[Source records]

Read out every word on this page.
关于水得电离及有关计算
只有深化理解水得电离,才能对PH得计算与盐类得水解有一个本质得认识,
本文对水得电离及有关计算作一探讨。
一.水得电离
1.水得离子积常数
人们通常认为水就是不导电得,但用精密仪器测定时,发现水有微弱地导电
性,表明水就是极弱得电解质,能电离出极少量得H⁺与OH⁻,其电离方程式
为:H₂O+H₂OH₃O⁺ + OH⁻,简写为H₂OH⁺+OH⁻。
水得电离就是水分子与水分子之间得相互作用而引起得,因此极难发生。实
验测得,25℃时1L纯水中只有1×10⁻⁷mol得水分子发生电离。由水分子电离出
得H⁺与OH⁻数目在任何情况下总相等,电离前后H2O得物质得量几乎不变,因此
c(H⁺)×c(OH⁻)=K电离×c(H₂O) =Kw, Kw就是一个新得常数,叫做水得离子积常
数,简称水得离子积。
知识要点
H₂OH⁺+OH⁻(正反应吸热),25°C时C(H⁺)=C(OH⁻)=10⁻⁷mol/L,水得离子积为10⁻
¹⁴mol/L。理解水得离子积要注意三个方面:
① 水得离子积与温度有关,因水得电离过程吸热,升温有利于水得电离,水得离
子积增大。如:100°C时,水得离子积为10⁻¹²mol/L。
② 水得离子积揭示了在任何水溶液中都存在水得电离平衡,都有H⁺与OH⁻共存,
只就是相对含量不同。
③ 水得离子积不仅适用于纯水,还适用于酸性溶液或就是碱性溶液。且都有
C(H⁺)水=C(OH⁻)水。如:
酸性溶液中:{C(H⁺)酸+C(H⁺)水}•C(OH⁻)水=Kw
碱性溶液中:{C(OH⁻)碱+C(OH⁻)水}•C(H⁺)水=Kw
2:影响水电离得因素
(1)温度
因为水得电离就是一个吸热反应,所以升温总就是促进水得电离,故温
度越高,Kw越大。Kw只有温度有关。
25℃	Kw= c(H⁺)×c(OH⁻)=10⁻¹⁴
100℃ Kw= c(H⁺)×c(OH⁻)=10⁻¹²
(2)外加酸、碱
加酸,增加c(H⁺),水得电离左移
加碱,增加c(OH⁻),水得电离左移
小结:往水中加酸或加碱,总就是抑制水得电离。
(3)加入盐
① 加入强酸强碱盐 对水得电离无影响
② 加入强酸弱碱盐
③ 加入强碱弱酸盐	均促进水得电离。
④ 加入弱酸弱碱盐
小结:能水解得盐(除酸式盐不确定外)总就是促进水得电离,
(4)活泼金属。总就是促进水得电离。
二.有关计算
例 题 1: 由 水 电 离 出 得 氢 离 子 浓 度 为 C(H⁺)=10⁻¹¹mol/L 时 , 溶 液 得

#### REQUIRED WORK:
Nothing should be changed: write out all of the data as is.

#### WORKED SOLUTION:
Read out every word on this page.
关于水得电离及有关计算
只有深化理解水得电离,才能对PH得计算与盐类得水解有一个本质得认识,
本文对水得电离及有关计算作一探讨。
一.水得电离
1.水得离子积常数
人们通常认为水就是不导电得,但用精密仪器测定时,发现水有微弱地导电
性,表明水就是极弱得电解质,能电离出极少量得H⁺与OH⁻,其电离方程式
为:H₂O+H₂OH₃O⁺ + OH⁻,简写为H₂OH⁺+OH⁻。
水得电离就是水分子与水分子之间得相互作用而引起得,因此极难发生。实
验测得,25℃时1L纯水中只有1×10⁻⁷mol得水分子发生电离。由水分子电离出
得H⁺与OH⁻数目在任何情况下总相等,电离前后H2O得物质得量几乎不变,因此
c(H⁺)×c(OH⁻)=K电离×c(H₂O) =Kw, Kw就是一个新得常数,叫做水得离子积常
数,简称水得离子积。
知识要点
H₂OH⁺+OH⁻(正反应吸热),25°C时C(H⁺)=C(OH⁻)=10⁻⁷mol/L,水得离子积为10⁻
¹⁴mol/L。理解水得离子积要注意三个方面:
① 水得离子积与温度有关,因水得电离过程吸热,升温有利于水得电离,水得离
子积增大。如:100°C时,水得离子积为10⁻¹²mol/L。
② 水得离子积揭示了在任何水溶液中都存在水得电离平衡,都有H⁺与OH⁻共存,
只就是相对含量不同。
③ 水得离子积不仅适用于纯水,还适用于酸性溶液或就是碱性溶液。且都有
C(H⁺)水=C(OH⁻)水。如:
酸性溶液中:{C(H⁺)酸+C(H⁺)水}•C(OH⁻)水=Kw
碱性溶液中:{C(OH⁻)碱+C(OH⁻)水}•C(H⁺)水=Kw
2:影响水电离得因素
(1)温度
因为水得电离就是一个吸热反应,所以升温总就是促进水得电离,故温
度越高,Kw越大。Kw只有温度有关。
25℃	Kw= c(H⁺)×c(OH⁻)=10⁻¹⁴
100℃ Kw= c(H⁺)×c(OH⁻)=10⁻¹²
(2)外加酸、碱
加酸,增加c(H⁺),水得电离左移
加碱,增加c(OH⁻),水得电离左移
小结:往水中加酸或加碱,总就是抑制水得电离。
(3)加入盐
① 加入强酸强碱盐 对水得电离无影响
② 加入强酸弱碱盐
③ 加入强碱弱酸盐	均促进水得电离。
④ 加入弱酸弱碱盐
小结:能水解得盐(除酸式盐不确定外)总就是促进水得电离,
(4)活泼金属。总就是促进水得电离。
二.有关计算
例 题 1: 由 水 电 离 出 得 氢 离 子 浓 度 为 C(H⁺)=10⁻¹¹mol/L 时 , 溶 液 得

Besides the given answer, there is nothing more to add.